Exercise requirements>
Gather every line in the records below that contains the word "scope".

Collected data entries
+++++
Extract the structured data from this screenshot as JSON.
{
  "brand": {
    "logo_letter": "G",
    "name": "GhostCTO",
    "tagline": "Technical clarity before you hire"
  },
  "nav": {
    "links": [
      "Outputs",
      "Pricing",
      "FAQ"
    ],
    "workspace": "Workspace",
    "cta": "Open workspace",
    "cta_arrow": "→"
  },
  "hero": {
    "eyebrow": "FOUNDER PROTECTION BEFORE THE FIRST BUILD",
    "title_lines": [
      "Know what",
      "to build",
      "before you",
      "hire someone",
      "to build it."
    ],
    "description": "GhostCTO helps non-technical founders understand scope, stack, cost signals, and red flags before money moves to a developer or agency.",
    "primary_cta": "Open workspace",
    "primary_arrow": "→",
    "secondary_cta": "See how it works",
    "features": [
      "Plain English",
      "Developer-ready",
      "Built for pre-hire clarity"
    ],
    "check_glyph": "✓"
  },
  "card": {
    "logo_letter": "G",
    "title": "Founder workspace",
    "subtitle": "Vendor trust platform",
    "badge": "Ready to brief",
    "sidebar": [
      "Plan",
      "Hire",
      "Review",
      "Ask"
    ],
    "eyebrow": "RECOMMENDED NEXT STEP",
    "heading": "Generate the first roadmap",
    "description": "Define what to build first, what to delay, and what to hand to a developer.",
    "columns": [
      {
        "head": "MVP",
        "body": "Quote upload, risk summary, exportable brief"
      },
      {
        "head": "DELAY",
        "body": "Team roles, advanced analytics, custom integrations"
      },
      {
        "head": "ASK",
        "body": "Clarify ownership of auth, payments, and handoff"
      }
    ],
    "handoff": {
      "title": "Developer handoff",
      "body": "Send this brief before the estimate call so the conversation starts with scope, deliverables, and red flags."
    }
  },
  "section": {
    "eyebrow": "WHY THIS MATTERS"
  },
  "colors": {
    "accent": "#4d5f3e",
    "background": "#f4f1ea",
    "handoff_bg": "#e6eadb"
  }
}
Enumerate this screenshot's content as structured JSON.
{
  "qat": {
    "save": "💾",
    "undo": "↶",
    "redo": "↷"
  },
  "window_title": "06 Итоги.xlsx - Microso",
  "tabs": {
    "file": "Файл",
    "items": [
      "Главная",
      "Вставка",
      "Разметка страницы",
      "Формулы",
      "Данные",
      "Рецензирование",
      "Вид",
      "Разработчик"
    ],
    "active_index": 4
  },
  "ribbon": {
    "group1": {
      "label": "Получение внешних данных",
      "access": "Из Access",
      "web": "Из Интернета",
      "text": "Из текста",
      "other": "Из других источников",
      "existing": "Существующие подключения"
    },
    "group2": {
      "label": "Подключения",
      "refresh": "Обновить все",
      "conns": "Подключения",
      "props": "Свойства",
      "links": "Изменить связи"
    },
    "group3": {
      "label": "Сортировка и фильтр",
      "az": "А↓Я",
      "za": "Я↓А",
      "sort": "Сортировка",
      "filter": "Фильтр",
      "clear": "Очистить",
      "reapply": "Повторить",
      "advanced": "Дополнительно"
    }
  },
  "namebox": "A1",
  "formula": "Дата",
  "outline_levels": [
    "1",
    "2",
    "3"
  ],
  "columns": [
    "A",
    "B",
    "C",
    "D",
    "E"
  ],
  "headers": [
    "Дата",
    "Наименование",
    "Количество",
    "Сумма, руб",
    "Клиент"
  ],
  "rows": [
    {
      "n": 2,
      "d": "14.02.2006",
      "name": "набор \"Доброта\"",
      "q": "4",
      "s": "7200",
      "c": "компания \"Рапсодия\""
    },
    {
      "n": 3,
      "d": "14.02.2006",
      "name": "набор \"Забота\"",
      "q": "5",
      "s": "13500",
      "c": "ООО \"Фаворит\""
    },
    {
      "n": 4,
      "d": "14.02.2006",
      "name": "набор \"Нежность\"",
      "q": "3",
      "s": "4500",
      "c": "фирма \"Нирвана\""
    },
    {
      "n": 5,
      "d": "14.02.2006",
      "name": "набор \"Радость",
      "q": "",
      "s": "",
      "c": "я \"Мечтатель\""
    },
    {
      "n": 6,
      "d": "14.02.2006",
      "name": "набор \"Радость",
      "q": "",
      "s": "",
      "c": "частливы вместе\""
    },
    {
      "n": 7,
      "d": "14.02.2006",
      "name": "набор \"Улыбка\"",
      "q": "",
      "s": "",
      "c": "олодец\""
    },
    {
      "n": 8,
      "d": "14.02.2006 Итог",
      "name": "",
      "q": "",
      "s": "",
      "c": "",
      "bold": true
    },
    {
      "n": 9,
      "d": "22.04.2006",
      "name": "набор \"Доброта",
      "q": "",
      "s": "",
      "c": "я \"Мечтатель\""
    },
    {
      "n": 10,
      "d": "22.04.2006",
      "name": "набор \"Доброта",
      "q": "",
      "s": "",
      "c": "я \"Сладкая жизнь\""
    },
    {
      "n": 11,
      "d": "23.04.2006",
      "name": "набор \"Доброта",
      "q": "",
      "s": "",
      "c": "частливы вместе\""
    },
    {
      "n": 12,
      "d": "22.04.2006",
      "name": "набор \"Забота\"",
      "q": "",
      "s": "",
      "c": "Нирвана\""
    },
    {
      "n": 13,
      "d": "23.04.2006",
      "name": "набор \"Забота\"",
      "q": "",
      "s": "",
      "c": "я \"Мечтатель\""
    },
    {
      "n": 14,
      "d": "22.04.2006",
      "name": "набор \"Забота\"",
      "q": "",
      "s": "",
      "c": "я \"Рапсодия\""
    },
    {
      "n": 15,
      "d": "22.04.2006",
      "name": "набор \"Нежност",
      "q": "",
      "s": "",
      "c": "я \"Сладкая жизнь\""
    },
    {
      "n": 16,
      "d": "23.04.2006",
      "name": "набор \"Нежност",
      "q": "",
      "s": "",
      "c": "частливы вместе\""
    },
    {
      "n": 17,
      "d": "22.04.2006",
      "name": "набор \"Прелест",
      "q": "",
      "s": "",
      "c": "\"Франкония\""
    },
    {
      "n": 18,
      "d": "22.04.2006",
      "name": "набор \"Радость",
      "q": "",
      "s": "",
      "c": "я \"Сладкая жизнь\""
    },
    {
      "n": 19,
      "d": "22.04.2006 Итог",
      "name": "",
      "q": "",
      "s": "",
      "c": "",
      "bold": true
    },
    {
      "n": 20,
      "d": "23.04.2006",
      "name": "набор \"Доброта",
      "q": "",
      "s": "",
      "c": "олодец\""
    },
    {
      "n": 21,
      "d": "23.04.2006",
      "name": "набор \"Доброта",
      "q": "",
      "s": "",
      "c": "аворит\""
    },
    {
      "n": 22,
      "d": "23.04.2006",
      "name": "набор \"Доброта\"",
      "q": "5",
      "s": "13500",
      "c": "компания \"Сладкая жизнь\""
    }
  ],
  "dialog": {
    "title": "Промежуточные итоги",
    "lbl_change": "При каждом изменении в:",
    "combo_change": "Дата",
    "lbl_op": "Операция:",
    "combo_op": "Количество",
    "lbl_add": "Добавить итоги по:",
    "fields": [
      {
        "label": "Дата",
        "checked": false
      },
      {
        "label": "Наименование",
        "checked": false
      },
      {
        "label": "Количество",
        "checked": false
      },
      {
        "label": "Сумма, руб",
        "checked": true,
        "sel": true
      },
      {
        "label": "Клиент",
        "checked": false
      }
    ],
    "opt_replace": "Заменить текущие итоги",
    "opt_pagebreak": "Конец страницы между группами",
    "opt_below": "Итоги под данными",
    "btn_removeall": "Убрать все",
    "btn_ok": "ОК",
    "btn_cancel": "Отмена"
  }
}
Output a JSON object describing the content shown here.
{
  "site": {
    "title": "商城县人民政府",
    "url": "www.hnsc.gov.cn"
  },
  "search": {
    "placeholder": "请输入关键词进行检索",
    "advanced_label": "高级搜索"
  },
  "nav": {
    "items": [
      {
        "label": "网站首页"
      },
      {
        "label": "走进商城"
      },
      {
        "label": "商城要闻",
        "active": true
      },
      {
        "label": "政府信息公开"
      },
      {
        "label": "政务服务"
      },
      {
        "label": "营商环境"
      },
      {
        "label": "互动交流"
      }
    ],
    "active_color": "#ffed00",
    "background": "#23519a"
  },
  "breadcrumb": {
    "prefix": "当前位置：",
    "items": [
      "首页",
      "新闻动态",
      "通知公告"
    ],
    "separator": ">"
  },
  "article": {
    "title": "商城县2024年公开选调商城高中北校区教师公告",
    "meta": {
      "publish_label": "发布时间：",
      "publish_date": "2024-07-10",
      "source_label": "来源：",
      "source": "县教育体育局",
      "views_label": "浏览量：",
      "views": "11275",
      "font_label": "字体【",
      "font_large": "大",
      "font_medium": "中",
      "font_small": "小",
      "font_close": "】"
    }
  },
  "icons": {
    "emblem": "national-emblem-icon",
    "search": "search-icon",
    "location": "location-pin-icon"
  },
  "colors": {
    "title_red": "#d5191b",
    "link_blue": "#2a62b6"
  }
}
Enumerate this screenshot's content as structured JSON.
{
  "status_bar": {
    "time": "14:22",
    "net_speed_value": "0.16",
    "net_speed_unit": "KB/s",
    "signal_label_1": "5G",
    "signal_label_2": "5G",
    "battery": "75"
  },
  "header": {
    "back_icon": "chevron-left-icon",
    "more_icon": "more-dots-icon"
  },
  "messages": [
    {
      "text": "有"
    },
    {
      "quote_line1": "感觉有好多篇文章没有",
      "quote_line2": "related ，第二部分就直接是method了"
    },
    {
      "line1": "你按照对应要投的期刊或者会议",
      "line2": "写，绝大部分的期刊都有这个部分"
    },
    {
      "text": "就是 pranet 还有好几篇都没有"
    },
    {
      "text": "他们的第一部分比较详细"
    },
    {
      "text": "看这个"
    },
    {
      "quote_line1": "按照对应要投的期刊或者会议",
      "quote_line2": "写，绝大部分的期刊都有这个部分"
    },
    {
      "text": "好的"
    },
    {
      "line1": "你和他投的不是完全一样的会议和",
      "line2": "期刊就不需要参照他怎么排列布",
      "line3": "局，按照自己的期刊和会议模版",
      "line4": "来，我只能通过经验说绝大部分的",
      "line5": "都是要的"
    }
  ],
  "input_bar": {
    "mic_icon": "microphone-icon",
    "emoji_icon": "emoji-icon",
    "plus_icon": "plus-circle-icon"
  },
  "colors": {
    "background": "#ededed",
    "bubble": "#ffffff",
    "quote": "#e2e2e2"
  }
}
+++++
Answer to the task>
    "description": "GhostCTO helps non-technical founders understand scope, stack, cost signals, and red flags before money moves to a developer or agency.",
      "body": "Send this brief before the estimate call so the conversation starts with scope, deliverables, and red flags."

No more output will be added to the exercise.